Work required >> Reproduce the data exactly.

Stored data >>
=====

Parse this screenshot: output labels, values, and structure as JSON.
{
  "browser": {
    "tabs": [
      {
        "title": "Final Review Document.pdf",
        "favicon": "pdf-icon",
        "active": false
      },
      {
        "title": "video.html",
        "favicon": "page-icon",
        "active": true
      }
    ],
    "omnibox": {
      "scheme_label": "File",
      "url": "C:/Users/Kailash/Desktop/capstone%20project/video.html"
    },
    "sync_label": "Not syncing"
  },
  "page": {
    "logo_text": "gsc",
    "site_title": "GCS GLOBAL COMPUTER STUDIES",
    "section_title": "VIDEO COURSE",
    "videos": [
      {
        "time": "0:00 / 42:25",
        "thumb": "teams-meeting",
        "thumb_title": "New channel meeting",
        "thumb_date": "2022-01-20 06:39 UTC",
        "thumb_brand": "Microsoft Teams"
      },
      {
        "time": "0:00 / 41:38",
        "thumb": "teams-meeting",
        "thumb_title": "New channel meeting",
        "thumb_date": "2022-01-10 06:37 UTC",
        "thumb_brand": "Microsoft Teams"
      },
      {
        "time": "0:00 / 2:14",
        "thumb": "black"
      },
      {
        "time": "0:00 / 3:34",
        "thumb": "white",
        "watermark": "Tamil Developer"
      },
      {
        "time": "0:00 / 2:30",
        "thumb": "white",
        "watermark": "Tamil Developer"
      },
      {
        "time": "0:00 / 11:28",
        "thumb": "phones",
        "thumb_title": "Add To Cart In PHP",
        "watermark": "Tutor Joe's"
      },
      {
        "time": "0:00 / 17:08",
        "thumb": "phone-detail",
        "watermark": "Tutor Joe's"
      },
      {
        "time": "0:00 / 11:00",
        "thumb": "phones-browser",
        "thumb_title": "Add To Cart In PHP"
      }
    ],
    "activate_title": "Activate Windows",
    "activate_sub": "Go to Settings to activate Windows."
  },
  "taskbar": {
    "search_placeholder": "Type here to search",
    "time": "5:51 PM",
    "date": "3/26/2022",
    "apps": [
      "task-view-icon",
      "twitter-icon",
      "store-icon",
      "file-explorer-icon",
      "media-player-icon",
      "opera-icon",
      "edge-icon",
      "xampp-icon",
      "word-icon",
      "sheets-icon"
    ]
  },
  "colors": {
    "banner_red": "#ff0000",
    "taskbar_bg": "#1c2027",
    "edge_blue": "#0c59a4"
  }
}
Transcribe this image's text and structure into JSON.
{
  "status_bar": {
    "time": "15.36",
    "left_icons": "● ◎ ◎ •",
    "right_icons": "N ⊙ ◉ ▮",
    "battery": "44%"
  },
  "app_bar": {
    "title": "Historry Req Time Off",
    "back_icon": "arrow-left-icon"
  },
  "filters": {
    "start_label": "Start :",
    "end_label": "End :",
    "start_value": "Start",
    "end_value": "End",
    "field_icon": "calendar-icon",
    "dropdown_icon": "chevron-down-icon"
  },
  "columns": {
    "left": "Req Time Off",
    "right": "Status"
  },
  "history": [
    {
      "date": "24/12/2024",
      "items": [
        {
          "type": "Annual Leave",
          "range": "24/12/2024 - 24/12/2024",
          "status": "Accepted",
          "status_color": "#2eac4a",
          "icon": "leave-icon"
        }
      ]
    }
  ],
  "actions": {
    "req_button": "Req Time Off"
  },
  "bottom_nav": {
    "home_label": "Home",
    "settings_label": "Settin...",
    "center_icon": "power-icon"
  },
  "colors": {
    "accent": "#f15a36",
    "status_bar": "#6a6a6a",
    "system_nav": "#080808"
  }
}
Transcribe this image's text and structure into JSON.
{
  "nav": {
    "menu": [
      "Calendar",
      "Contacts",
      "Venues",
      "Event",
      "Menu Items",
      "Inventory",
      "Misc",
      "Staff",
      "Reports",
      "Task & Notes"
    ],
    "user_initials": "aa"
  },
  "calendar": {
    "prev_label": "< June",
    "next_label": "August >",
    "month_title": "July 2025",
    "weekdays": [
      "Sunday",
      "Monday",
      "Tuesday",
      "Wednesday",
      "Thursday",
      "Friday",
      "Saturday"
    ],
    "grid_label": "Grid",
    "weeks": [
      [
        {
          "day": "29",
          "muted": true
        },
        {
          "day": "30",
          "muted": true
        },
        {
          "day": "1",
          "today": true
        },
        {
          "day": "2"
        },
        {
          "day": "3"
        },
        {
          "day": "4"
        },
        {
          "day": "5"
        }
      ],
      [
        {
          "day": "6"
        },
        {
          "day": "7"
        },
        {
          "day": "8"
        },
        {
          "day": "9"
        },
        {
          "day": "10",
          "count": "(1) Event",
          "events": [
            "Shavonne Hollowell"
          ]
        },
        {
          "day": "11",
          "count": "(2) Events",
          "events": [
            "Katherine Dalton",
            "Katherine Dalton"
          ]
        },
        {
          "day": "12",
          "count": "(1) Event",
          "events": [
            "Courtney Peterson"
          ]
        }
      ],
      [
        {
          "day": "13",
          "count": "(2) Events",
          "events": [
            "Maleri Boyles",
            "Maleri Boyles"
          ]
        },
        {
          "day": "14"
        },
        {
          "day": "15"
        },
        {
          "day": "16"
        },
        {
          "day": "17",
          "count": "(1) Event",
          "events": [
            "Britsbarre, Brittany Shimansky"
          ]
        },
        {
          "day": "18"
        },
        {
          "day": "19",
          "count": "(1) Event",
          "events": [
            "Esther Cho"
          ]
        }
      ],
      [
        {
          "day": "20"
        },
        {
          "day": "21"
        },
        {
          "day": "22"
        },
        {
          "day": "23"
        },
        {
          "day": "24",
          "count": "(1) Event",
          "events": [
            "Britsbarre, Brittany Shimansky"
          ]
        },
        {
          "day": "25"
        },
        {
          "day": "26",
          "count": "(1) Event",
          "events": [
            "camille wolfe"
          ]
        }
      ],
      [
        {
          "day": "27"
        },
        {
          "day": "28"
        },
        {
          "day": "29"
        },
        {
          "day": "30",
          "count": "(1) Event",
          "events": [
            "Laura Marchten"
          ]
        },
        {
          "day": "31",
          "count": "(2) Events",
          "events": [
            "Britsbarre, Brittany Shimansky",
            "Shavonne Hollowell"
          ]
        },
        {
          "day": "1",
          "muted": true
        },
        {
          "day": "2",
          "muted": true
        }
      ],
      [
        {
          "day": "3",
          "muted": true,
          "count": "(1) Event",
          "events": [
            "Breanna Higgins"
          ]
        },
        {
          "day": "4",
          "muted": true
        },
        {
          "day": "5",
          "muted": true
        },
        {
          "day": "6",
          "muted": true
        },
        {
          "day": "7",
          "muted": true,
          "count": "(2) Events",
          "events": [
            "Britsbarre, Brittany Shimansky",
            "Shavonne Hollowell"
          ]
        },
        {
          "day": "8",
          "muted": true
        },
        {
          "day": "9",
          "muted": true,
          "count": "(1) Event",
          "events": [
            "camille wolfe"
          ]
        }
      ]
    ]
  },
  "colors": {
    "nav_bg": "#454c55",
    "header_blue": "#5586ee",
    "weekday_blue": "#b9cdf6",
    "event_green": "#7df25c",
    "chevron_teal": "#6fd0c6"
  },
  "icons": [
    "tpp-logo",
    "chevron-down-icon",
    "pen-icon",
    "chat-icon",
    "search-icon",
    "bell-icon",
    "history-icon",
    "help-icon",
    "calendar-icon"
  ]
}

=====

Result of this task >>
Parse this screenshot: output labels, values, and structure as JSON.
{
  "browser": {
    "tabs": [
      {
        "title": "Final Review Document.pdf",
        "favicon": "pdf-icon",
        "active": false
      },
      {
        "title": "video.html",
        "favicon": "page-icon",
        "active": true
      }
    ],
    "omnibox": {
      "scheme_label": "File",
      "url": "C:/Users/Kailash/Desktop/capstone%20project/video.html"
    },
    "sync_label": "Not syncing"
  },
  "page": {
    "logo_text": "gsc",
    "site_title": "GCS GLOBAL COMPUTER STUDIES",
    "section_title": "VIDEO COURSE",
    "videos": [
      {
        "time": "0:00 / 42:25",
        "thumb": "teams-meeting",
        "thumb_title": "New channel meeting",
        "thumb_date": "2022-01-20 06:39 UTC",
        "thumb_brand": "Microsoft Teams"
      },
      {
        "time": "0:00 / 41:38",
        "thumb": "teams-meeting",
        "thumb_title": "New channel meeting",
        "thumb_date": "2022-01-10 06:37 UTC",
        "thumb_brand": "Microsoft Teams"
      },
      {
        "time": "0:00 / 2:14",
        "thumb": "black"
      },
      {
        "time": "0:00 / 3:34",
        "thumb": "white",
        "watermark": "Tamil Developer"
      },
      {
        "time": "0:00 / 2:30",
        "thumb": "white",
        "watermark": "Tamil Developer"
      },
      {
        "time": "0:00 / 11:28",
        "thumb": "phones",
        "thumb_title": "Add To Cart In PHP",
        "watermark": "Tutor Joe's"
      },
      {
        "time": "0:00 / 17:08",
        "thumb": "phone-detail",
        "watermark": "Tutor Joe's"
      },
      {
        "time": "0:00 / 11:00",
        "thumb": "phones-browser",
        "thumb_title": "Add To Cart In PHP"
      }
    ],
    "activate_title": "Activate Windows",
    "activate_sub": "Go to Settings to activate Windows."
  },
  "taskbar": {
    "search_placeholder": "Type here to search",
    "time": "5:51 PM",
    "date": "3/26/2022",
    "apps": [
      "task-view-icon",
      "twitter-icon",
      "store-icon",
      "file-explorer-icon",
      "media-player-icon",
      "opera-icon",
      "edge-icon",
      "xampp-icon",
      "word-icon",
      "sheets-icon"
    ]
  },
  "colors": {
    "banner_red": "#ff0000",
    "taskbar_bg": "#1c2027",
    "edge_blue": "#0c59a4"
  }
}
Transcribe this image's text and structure into JSON.
{
  "status_bar": {
    "time": "15.36",
    "left_icons": "● ◎ ◎ •",
    "right_icons": "N ⊙ ◉ ▮",
    "battery": "44%"
  },
  "app_bar": {
    "title": "Historry Req Time Off",
    "back_icon": "arrow-left-icon"
  },
  "filters": {
    "start_label": "Start :",
    "end_label": "End :",
    "start_value": "Start",
    "end_value": "End",
    "field_icon": "calendar-icon",
    "dropdown_icon": "chevron-down-icon"
  },
  "columns": {
    "left": "Req Time Off",
    "right": "Status"
  },
  "history": [
    {
      "date": "24/12/2024",
      "items": [
        {
          "type": "Annual Leave",
          "range": "24/12/2024 - 24/12/2024",
          "status": "Accepted",
          "status_color": "#2eac4a",
          "icon": "leave-icon"
        }
      ]
    }
  ],
  "actions": {
    "req_button": "Req Time Off"
  },
  "bottom_nav": {
    "home_label": "Home",
    "settings_label": "Settin...",
    "center_icon": "power-icon"
  },
  "colors": {
    "accent": "#f15a36",
    "status_bar": "#6a6a6a",
    "system_nav": "#080808"
  }
}
Transcribe this image's text and structure into JSON.
{
  "nav": {
    "menu": [
      "Calendar",
      "Contacts",
      "Venues",
      "Event",
      "Menu Items",
      "Inventory",
      "Misc",
      "Staff",
      "Reports",
      "Task & Notes"
    ],
    "user_initials": "aa"
  },
  "calendar": {
    "prev_label": "< June",
    "next_label": "August >",
    "month_title": "July 2025",
    "weekdays": [
      "Sunday",
      "Monday",
      "Tuesday",
      "Wednesday",
      "Thursday",
      "Friday",
      "Saturday"
    ],
    "grid_label": "Grid",
    "weeks": [
      [
        {
          "day": "29",
          "muted": true
        },
        {
          "day": "30",
          "muted": true
        },
        {
          "day": "1",
          "today": true
        },
        {
          "day": "2"
        },
        {
          "day": "3"
        },
        {
          "day": "4"
        },
        {
          "day": "5"
        }
      ],
      [
        {
          "day": "6"
        },
        {
          "day": "7"
        },
        {
          "day": "8"
        },
        {
          "day": "9"
        },
        {
          "day": "10",
          "count": "(1) Event",
          "events": [
            "Shavonne Hollowell"
          ]
        },
        {
          "day": "11",
          "count": "(2) Events",
          "events": [
            "Katherine Dalton",
            "Katherine Dalton"
          ]
        },
        {
          "day": "12",
          "count": "(1) Event",
          "events": [
            "Courtney Peterson"
          ]
        }
      ],
      [
        {
          "day": "13",
          "count": "(2) Events",
          "events": [
            "Maleri Boyles",
            "Maleri Boyles"
          ]
        },
        {
          "day": "14"
        },
        {
          "day": "15"
        },
        {
          "day": "16"
        },
        {
          "day": "17",
          "count": "(1) Event",
          "events": [
            "Britsbarre, Brittany Shimansky"
          ]
        },
        {
          "day": "18"
        },
        {
          "day": "19",
          "count": "(1) Event",
          "events": [
            "Esther Cho"
          ]
        }
      ],
      [
        {
          "day": "20"
        },
        {
          "day": "21"
        },
        {
          "day": "22"
        },
        {
          "day": "23"
        },
        {
          "day": "24",
          "count": "(1) Event",
          "events": [
            "Britsbarre, Brittany Shimansky"
          ]
        },
        {
          "day": "25"
        },
        {
          "day": "26",
          "count": "(1) Event",
          "events": [
            "camille wolfe"
          ]
        }
      ],
      [
        {
          "day": "27"
        },
        {
          "day": "28"
        },
        {
          "day": "29"
        },
        {
          "day": "30",
          "count": "(1) Event",
          "events": [
            "Laura Marchten"
          ]
        },
        {
          "day": "31",
          "count": "(2) Events",
          "events": [
            "Britsbarre, Brittany Shimansky",
            "Shavonne Hollowell"
          ]
        },
        {
          "day": "1",
          "muted": true
        },
        {
          "day": "2",
          "muted": true
        }
      ],
      [
        {
          "day": "3",
          "muted": true,
          "count": "(1) Event",
          "events": [
            "Breanna Higgins"
          ]
        },
        {
          "day": "4",
          "muted": true
        },
        {
          "day": "5",
          "muted": true
        },
        {
          "day": "6",
          "muted": true
        },
        {
          "day": "7",
          "muted": true,
          "count": "(2) Events",
          "events": [
            "Britsbarre, Brittany Shimansky",
            "Shavonne Hollowell"
          ]
        },
        {
          "day": "8",
          "muted": true
        },
        {
          "day": "9",
          "muted": true,
          "count": "(1) Event",
          "events": [
            "camille wolfe"
          ]
        }
      ]
    ]
  },
  "colors": {
    "nav_bg": "#454c55",
    "header_blue": "#5586ee",
    "weekday_blue": "#b9cdf6",
    "event_green": "#7df25c",
    "chevron_teal": "#6fd0c6"
  },
  "icons": [
    "tpp-logo",
    "chevron-down-icon",
    "pen-icon",
    "chat-icon",
    "search-icon",
    "bell-icon",
    "history-icon",
    "help-icon",
    "calendar-icon"
  ]
}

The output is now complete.